TEXTO FORNECIDO:
'''

Ciente de que a aula estava sendo gravada, Bandeira chega a afastar o microfone do rosto antes de relatar a prática de tortura, com a pretensão de que somente os alunos ouvissem o relato. Ao final do vídeo, o agente rodoviário diz se tratar de uma brincadeira e afirma não ter feito isso, pois sofreria procedimentos disciplinares.
Questionado pela reportagem, Bandeira disse que o vídeo foi “pinçado e recortado”. O policial rodoviário afirmou ao Estadão que as declarações dadas durante a aula foram um “exemplo lúdico” sobre o que não deve ser feito durante o exercício da função. Segundo ele, a encenação da tortura, aos risos, foi uma brincadeira.
“Quero deixar claro que eu não corroboro com nenhuma prática de tortura e nunca pratiquei. Aquilo ali é um exemplo fictício. Tem seis anos aquele vídeo. Esse vídeo foi resgatado, pinçado e recortado. No final do vídeo, eu deixo claro que se trata de uma brincadeira. Foi um exemplo acerca da própria lei 455 (tipifica o crime de tortura). Um exemplo infeliz ali no momento. Não corroboro, não pratico e nunca vi um ato desses na PRF”, afirmou Bandeira ao Estadão.

'''

OBJETIVO DA TAREFA:
Edite o texto fornecido reproduzindo o trecho de "Questionado pela reportagem, Bandeira" a "foi uma brincadeira." e trocando "reportagem" por "imprensa".

DADOS EXTRAÍDOS:
'''

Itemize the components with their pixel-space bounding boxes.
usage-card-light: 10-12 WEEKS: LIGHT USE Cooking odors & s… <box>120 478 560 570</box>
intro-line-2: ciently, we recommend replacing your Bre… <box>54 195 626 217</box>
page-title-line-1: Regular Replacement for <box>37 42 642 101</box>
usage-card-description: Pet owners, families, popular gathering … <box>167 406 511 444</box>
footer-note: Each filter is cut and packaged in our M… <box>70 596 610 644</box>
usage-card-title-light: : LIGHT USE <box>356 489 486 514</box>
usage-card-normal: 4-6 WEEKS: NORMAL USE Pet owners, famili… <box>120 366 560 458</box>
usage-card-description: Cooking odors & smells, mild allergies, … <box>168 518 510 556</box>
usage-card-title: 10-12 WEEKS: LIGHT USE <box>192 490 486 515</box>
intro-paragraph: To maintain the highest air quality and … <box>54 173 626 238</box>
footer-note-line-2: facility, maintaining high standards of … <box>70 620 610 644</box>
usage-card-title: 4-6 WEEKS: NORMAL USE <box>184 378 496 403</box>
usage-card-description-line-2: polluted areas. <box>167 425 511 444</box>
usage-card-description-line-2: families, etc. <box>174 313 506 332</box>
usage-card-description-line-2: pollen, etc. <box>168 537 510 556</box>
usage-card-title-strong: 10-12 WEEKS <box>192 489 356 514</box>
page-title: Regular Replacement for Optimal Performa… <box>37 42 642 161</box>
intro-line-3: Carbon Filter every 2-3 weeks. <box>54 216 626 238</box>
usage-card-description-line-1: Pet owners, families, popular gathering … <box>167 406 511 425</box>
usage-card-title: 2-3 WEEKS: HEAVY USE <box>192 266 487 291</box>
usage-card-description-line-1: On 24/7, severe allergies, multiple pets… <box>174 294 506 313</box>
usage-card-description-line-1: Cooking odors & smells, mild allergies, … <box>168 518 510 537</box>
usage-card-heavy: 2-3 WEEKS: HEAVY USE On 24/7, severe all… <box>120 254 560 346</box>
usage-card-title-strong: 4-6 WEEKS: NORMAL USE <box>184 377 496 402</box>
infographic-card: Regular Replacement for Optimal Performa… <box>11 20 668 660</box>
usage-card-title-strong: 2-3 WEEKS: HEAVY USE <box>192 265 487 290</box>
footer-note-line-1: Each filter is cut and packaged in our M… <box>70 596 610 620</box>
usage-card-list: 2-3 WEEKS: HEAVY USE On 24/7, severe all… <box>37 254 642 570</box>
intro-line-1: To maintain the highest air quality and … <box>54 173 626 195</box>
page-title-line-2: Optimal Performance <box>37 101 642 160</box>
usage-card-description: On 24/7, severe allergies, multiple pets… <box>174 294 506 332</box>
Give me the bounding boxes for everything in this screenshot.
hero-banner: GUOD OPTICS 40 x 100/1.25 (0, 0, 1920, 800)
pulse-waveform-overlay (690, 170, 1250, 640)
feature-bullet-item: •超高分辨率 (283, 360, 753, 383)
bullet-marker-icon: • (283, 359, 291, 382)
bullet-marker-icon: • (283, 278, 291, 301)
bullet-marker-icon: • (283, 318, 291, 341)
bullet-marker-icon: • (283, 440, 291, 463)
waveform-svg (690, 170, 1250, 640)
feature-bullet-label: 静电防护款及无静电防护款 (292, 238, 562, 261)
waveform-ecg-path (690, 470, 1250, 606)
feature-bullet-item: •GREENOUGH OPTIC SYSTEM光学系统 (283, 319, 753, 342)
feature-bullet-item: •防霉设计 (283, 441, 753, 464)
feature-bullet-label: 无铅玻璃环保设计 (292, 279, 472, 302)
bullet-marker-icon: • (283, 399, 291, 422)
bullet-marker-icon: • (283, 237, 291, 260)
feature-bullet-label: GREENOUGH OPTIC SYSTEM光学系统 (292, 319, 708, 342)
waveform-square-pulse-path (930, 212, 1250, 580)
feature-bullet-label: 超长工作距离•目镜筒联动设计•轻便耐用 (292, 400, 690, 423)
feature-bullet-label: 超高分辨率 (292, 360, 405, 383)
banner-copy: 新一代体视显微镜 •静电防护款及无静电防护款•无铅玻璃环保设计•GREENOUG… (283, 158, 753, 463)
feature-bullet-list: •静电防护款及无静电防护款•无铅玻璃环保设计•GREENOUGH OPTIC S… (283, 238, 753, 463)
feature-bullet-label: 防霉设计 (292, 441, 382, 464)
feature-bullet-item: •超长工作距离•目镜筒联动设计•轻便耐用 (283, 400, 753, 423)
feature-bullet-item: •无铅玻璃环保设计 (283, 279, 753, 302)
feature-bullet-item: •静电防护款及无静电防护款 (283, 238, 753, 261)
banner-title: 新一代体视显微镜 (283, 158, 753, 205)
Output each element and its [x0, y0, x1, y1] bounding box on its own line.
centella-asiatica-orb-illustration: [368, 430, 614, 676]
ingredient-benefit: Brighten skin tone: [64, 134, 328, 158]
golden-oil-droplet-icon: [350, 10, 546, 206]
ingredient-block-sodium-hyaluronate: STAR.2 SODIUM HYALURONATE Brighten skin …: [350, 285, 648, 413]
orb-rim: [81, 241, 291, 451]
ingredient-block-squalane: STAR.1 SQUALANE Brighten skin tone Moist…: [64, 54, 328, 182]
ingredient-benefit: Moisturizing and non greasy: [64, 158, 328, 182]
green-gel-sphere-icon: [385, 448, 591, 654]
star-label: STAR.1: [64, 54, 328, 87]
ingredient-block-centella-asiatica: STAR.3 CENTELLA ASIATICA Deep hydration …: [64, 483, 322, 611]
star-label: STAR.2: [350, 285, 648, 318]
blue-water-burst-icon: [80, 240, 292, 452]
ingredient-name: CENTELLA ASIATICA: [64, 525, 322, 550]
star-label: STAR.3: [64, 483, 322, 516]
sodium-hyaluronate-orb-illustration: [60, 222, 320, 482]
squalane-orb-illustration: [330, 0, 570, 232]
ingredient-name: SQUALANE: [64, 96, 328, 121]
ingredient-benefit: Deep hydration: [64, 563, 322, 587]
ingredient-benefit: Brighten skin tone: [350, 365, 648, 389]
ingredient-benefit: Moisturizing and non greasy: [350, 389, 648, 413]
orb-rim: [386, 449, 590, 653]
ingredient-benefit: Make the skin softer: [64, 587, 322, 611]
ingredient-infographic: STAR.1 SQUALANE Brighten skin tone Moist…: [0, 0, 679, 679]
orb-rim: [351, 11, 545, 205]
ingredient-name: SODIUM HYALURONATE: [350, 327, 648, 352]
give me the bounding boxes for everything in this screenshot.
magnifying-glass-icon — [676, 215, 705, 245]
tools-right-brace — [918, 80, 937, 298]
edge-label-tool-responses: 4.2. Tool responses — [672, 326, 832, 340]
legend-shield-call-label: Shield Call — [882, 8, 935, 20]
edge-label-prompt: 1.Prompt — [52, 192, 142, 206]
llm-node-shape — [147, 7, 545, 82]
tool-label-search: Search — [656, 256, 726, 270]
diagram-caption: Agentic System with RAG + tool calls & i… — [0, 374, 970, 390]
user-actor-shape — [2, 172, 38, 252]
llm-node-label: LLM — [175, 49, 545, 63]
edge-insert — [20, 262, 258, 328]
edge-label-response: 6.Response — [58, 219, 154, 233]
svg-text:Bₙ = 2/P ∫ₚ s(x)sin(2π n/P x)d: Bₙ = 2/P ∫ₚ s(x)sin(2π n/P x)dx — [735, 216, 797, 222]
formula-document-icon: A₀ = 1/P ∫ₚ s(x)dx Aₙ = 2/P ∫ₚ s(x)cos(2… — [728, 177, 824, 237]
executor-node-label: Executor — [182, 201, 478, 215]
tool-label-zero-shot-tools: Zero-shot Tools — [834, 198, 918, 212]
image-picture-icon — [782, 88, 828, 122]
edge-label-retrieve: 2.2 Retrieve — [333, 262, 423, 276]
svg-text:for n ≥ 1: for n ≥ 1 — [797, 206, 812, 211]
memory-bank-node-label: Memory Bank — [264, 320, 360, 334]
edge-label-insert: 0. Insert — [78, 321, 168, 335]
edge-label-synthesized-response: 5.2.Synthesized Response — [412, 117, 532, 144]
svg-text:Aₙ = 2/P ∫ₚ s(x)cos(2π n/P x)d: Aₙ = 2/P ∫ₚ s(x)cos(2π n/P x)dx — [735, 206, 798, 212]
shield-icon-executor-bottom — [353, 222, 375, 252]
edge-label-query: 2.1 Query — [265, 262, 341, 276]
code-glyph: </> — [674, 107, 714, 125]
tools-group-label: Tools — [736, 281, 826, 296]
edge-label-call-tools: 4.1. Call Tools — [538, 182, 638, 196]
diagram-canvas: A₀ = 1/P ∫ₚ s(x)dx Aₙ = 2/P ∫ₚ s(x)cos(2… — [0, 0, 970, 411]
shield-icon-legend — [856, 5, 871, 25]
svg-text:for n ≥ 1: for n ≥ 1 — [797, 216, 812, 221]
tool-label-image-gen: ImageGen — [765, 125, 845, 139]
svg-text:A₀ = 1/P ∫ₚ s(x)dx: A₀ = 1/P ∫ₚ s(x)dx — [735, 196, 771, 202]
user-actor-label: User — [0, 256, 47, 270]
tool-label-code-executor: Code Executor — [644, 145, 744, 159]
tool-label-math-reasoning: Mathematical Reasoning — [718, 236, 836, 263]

'''

RESPOSTA À TAREFA:
Questionado pela imprensa, Bandeira disse que o vídeo foi “pinçado e recortado”. O policial rodoviário afirmou ao Estadão que as declarações dadas durante a aula foram um “exemplo lúdico” sobre o que não deve ser feito durante o exercício da função. Segundo ele, a encenação da tortura, aos risos, foi uma brincadeira.